▶ **SUPPLIED MATERIAL**
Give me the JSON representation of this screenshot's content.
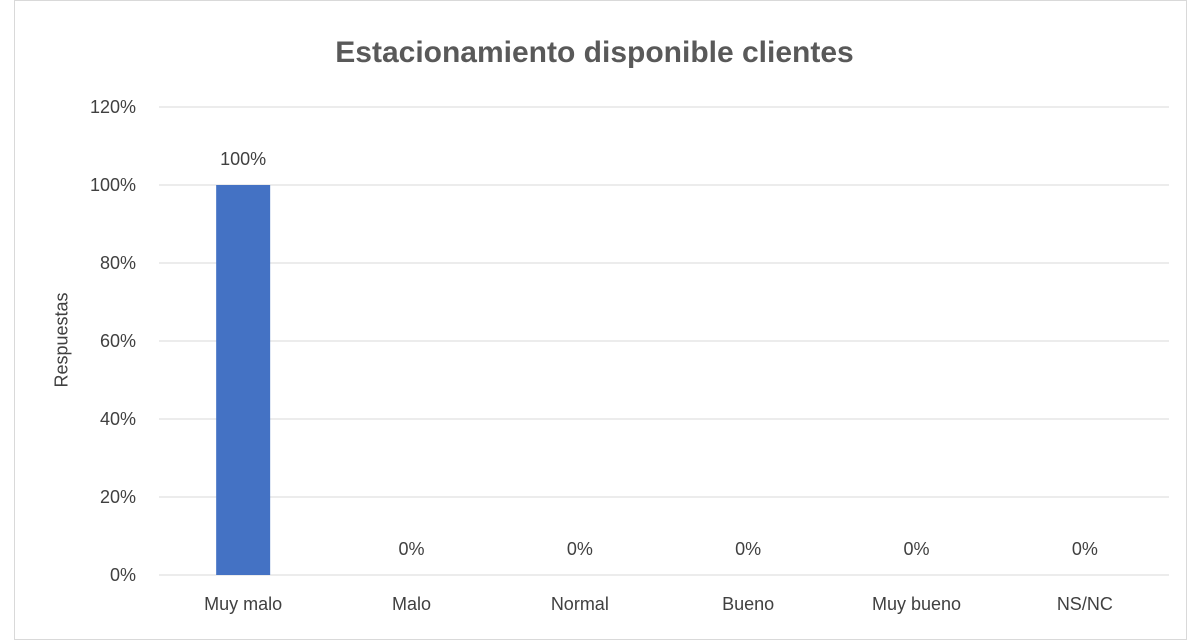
{
  "chart_data": {
    "type": "bar",
    "title": "Estacionamiento disponible clientes",
    "xlabel": "",
    "ylabel": "Respuestas",
    "categories": [
      "Muy malo",
      "Malo",
      "Normal",
      "Bueno",
      "Muy bueno",
      "NS/NC"
    ],
    "values": [
      100,
      0,
      0,
      0,
      0,
      0
    ],
    "data_labels": [
      "100%",
      "0%",
      "0%",
      "0%",
      "0%",
      "0%"
    ],
    "ylim": [
      0,
      120
    ],
    "y_ticks": [
      0,
      20,
      40,
      60,
      80,
      100,
      120
    ],
    "y_tick_labels": [
      "0%",
      "20%",
      "40%",
      "60%",
      "80%",
      "100%",
      "120%"
    ],
    "grid": true,
    "legend": "none",
    "colors": {
      "bar": "#4472C4",
      "grid": "#d9d9d9",
      "tick_text": "#404040",
      "title_text": "#595959"
    }
  }
}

▶ **WRITTEN EXERCISE**
Output the lines above in full and exactly as given, omitting any pictures.

▶ **TASK RESULT**
Give me the JSON representation of this screenshot's content.
{
  "chart_data": {
    "type": "bar",
    "title": "Estacionamiento disponible clientes",
    "xlabel": "",
    "ylabel": "Respuestas",
    "categories": [
      "Muy malo",
      "Malo",
      "Normal",
      "Bueno",
      "Muy bueno",
      "NS/NC"
    ],
    "values": [
      100,
      0,
      0,
      0,
      0,
      0
    ],
    "data_labels": [
      "100%",
      "0%",
      "0%",
      "0%",
      "0%",
      "0%"
    ],
    "ylim": [
      0,
      120
    ],
    "y_ticks": [
      0,
      20,
      40,
      60,
      80,
      100,
      120
    ],
    "y_tick_labels": [
      "0%",
      "20%",
      "40%",
      "60%",
      "80%",
      "100%",
      "120%"
    ],
    "grid": true,
    "legend": "none",
    "colors": {
      "bar": "#4472C4",
      "grid": "#d9d9d9",
      "tick_text": "#404040",
      "title_text": "#595959"
    }
  }
}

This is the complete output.